__PROBLEM STATEMENT__
Type out all the records word for word. Any pictures are to be left out.

....

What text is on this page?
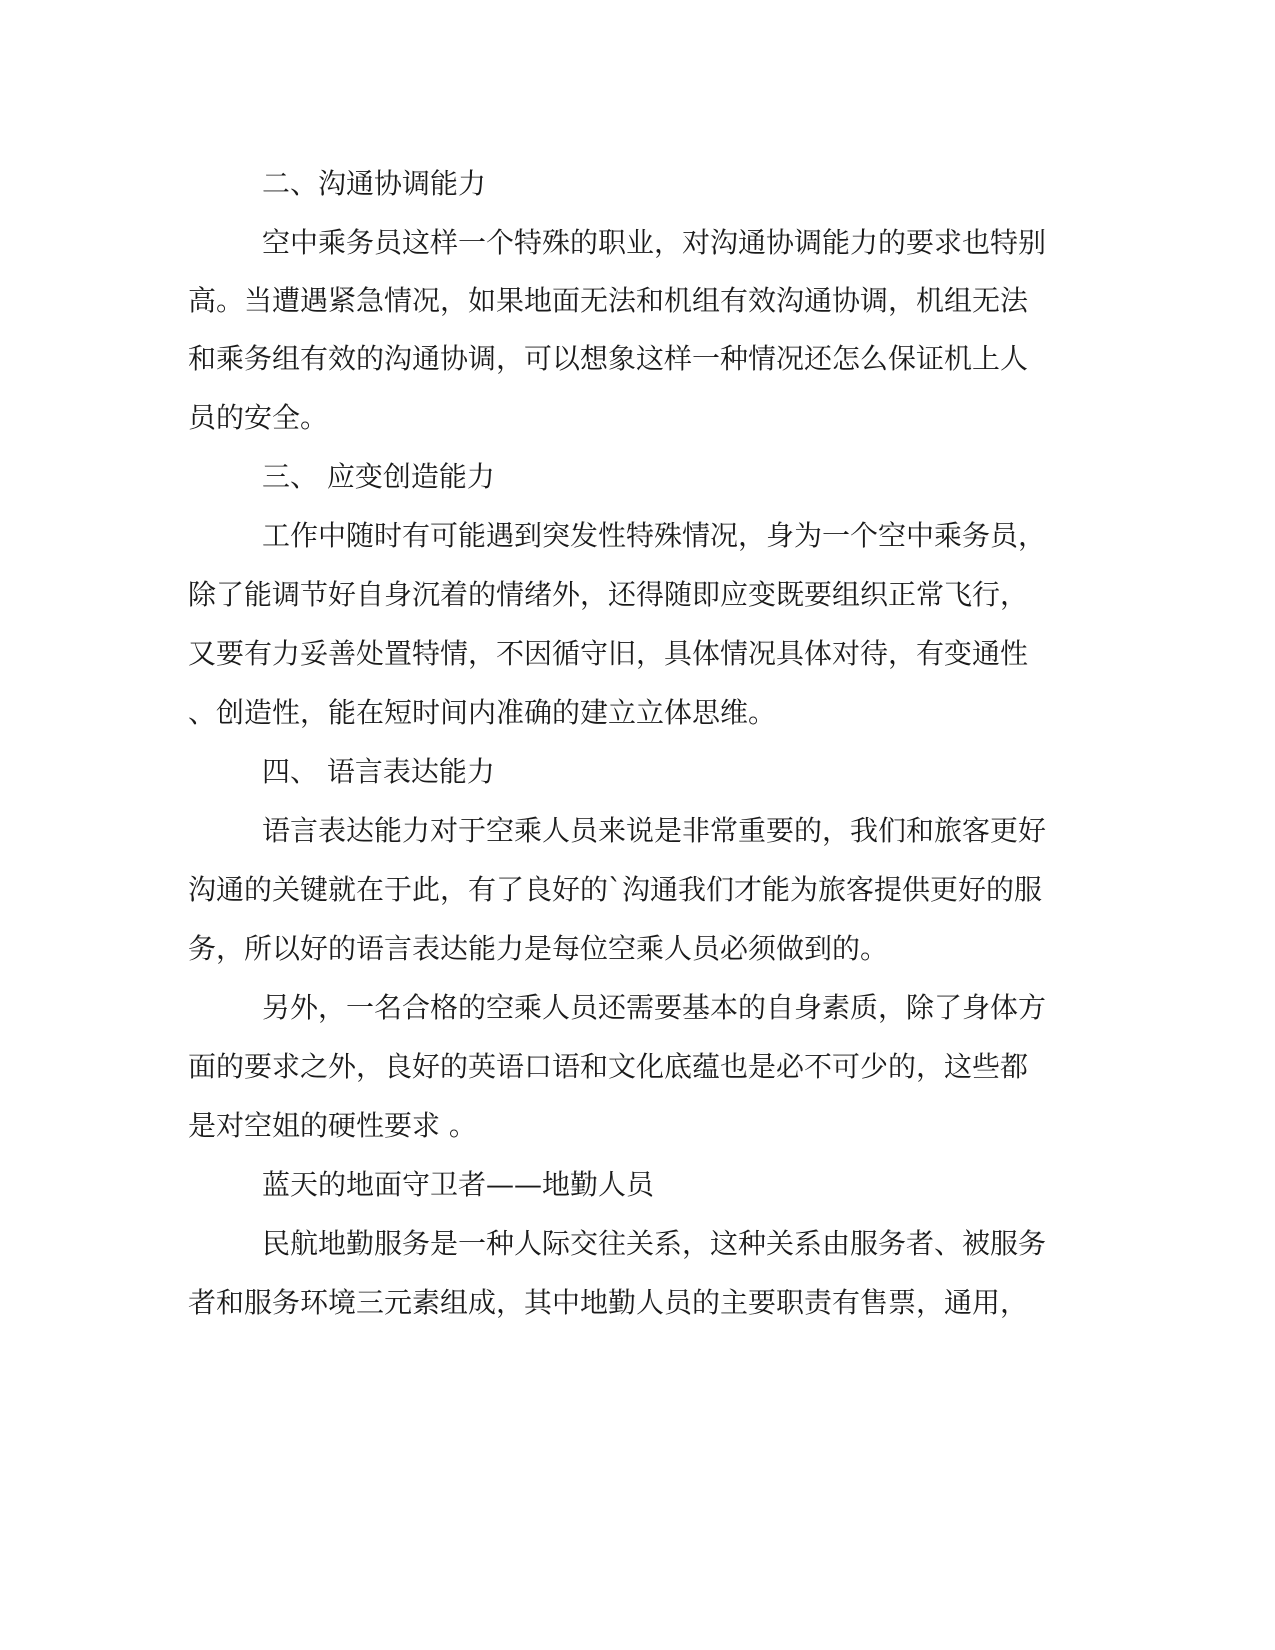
二、沟通协调能力
空中乘务员这样一个特殊的职业，对沟通协调能力的要求也特别
高。当遭遇紧急情况，如果地面无法和机组有效沟通协调，机组无法
和乘务组有效的沟通协调，可以想象这样一种情况还怎么保证机上人
员的安全。
三、 应变创造能力
工作中随时有可能遇到突发性特殊情况，身为一个空中乘务员，
除了能调节好自身沉着的情绪外，还得随即应变既要组织正常飞行，
又要有力妥善处置特情，不因循守旧，具体情况具体对待，有变通性
、创造性，能在短时间内准确的建立立体思维。
四、 语言表达能力
语言表达能力对于空乘人员来说是非常重要的，我们和旅客更好
沟通的关键就在于此，有了良好的`沟通我们才能为旅客提供更好的服
务，所以好的语言表达能力是每位空乘人员必须做到的。
另外，一名合格的空乘人员还需要基本的自身素质，除了身体方
面的要求之外，良好的英语口语和文化底蕴也是必不可少的，这些都
是对空姐的硬性要求 。
蓝天的地面守卫者——地勤人员
民航地勤服务是一种人际交往关系，这种关系由服务者、被服务
者和服务环境三元素组成，其中地勤人员的主要职责有售票，通用，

....

__CORRECT RESULT__
What text is on this page?
二、沟通协调能力
空中乘务员这样一个特殊的职业，对沟通协调能力的要求也特别
高。当遭遇紧急情况，如果地面无法和机组有效沟通协调，机组无法
和乘务组有效的沟通协调，可以想象这样一种情况还怎么保证机上人
员的安全。
三、 应变创造能力
工作中随时有可能遇到突发性特殊情况，身为一个空中乘务员，
除了能调节好自身沉着的情绪外，还得随即应变既要组织正常飞行，
又要有力妥善处置特情，不因循守旧，具体情况具体对待，有变通性
、创造性，能在短时间内准确的建立立体思维。
四、 语言表达能力
语言表达能力对于空乘人员来说是非常重要的，我们和旅客更好
沟通的关键就在于此，有了良好的`沟通我们才能为旅客提供更好的服
务，所以好的语言表达能力是每位空乘人员必须做到的。
另外，一名合格的空乘人员还需要基本的自身素质，除了身体方
面的要求之外，良好的英语口语和文化底蕴也是必不可少的，这些都
是对空姐的硬性要求 。
蓝天的地面守卫者——地勤人员
民航地勤服务是一种人际交往关系，这种关系由服务者、被服务
者和服务环境三元素组成，其中地勤人员的主要职责有售票，通用，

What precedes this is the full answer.